EXTRACTED TEXT —
☆ ☆ ☆
Our bicycle, on the other hand, is very efficient in terms of energy loss. Over 95% of the muscle energy we use at the pedals is translated into forward motion and less than 5% is lost (again as heat) from the rolling resistance of the tires, bearing friction, etc. Some of the things we can do to increase the efficiency (decrease resistance losses) are:

- keep bearings and chain well lubricated
- use light oil in bearings and bottom bracket for time trials
- use light greases - paraffin gives more resistance than grease
- use tires with a small "footprint"
- keep tires maximally inflated to decrease rolling resistance
- use thinner, more flexible tires (less energy taken up in sidewall deformation)

The website Analytic Cycling has a nice calculator that lets you calculate your power output in Watts - you enter your own parameters. As energy used in Watts is directly proportional to Calories, this calculator will let you play with the numbers for weight, position on the bicycle (frontal surface area), road grade, and air resistance/wind which we will discuss below.

**WEIGHT**

The combined weight of the cyclist and equipment impact the energy requirements of a
ride. This relationship is __directly proportional__ i.e. a __doubling of the
weight on the bike doubles the number of Calories expended__. And 2 pounds on a cyclist is
just as much a problem as 2 pounds of equipment on the bike frame itself. Austin did a nice
analysis on the effect of weight on performance. Here's his conclusion: *I thought it would
be interesting to see how weight would influence these curves. If I lost 10 lbs (about 5%),
I would be able to go about 5% faster on the steepest hills, 0.4% faster on the level,
and about 2% slower on the downhills. Over a simulated 20-mile closed-circuit ride with a
variety of grades, a 10-lb difference produced a 33 second difference. This may or may not
seem significant in the context of a time trial. On the other hand, there are two hills on
this simulated route where the heavier rider falls back 14 seconds. That is, about 200
feet back and well-dropped. A two-lb difference that you can buy at a bike shop for $500
amounts to only 7 seconds on this circuit, but again, this could mean cresting a hill 50
feet behind your better-sponsored buddies.*

INERTIAL WEIGHT - a special case

With sprints (or other riding situations where there is an ongoing variation in your speed) inertial resistance (the resistance to setting an object into motion) comes into play. It takes more energy to accelerate a heavier rider/bike combination in a sprint than a lighter one. Extra weight in some bike components (rims for example) may require twice as much energy to accelerate as an equal weight in the frame. (Note: this means you should upgrade (lighten) your tires, rims, crankset, and shoes before you spend your extra $$ to decrease your frame weight an equal amount). I have had regular riders tell me that they could tell the difference on a 50 mile ride when they were using new, lighter rims. This may be due to the constant variation of speed that occurs on long rides with a decrease in total energy needs as there is less inertial resistance with the lighter rims.
☆ ☆ ☆
INPUT MATERIAL —
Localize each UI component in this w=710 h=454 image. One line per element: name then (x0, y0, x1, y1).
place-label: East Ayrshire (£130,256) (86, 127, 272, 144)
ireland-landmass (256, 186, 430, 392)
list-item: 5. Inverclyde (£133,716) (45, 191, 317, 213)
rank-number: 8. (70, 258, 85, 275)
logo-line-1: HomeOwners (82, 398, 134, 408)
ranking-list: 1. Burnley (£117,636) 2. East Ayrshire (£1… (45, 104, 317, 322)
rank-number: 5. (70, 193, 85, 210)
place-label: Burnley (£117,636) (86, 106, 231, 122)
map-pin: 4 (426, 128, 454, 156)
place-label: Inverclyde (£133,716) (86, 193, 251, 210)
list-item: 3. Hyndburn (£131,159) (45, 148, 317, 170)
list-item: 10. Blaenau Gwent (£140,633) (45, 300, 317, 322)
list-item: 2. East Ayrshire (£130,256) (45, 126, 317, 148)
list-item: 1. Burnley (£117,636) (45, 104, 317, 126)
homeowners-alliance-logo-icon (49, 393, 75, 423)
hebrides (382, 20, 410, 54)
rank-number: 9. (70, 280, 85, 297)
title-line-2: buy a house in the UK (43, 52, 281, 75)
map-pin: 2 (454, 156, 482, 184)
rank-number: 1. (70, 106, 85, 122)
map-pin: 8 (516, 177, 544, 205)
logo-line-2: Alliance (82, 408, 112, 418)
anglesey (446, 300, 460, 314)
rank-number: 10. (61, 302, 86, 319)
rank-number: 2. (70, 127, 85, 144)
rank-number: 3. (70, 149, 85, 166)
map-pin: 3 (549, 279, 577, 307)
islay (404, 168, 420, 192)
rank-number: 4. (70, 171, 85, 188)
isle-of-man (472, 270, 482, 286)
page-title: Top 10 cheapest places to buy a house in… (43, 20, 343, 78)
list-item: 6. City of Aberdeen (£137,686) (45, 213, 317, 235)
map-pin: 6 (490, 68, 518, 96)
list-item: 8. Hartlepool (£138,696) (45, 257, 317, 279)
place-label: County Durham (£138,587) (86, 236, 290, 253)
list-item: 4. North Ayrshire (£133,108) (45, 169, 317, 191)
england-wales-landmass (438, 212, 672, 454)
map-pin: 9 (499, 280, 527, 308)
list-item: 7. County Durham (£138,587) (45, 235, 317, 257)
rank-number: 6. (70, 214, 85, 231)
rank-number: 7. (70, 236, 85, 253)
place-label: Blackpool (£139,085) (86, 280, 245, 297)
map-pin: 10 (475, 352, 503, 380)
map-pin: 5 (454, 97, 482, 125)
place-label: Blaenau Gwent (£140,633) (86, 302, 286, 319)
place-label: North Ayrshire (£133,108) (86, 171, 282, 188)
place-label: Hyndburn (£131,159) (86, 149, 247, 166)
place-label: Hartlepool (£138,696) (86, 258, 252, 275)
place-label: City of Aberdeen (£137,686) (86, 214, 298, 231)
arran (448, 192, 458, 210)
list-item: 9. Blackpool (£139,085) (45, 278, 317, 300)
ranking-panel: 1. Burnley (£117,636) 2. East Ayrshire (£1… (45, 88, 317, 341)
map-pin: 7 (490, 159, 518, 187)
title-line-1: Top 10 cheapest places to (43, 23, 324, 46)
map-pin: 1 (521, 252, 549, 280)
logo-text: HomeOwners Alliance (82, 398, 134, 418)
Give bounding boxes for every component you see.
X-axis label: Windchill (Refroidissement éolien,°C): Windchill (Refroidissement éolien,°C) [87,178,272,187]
☆ ☆ ☆
WORK INSTRUCTIONS —
a - Show each line of the records that contains the string "Blackpool".
b - Extend the text on cycling energy efficiency, picking up after its final sentence.
The text and the records have nothing to do with each other.

THE ANSWERS —
a -
place-label: Blackpool (£139,085) (86, 280, 245, 297)
list-item: 9. Blackpool (£139,085) (45, 278, 317, 300)

b -
The bottom line - the heavier you are, the greater the total energy requirements for your ride. And except for the special case of inertia, all weight is equal. So don't forget that the extra water bottle, the larger heavier tool set, and even that extra pancake you ate in the morning all require additional energy on the ride. And saving a few ounces by eating one less pancake will have as much impact on your performance as that expensive titanium item you've been saving to buy.

__HORIZONTAL__ DISTANCE

Horizontal distance. We all know that it takes more energy the further we carry any object. The same is true in cycling. On level terrain, the number of Calories expended is directly proportional to the distance and doubling the distance (weight remaining the same) will double the number of Calories required.

__VERTICAL__ DISTANCE (hills)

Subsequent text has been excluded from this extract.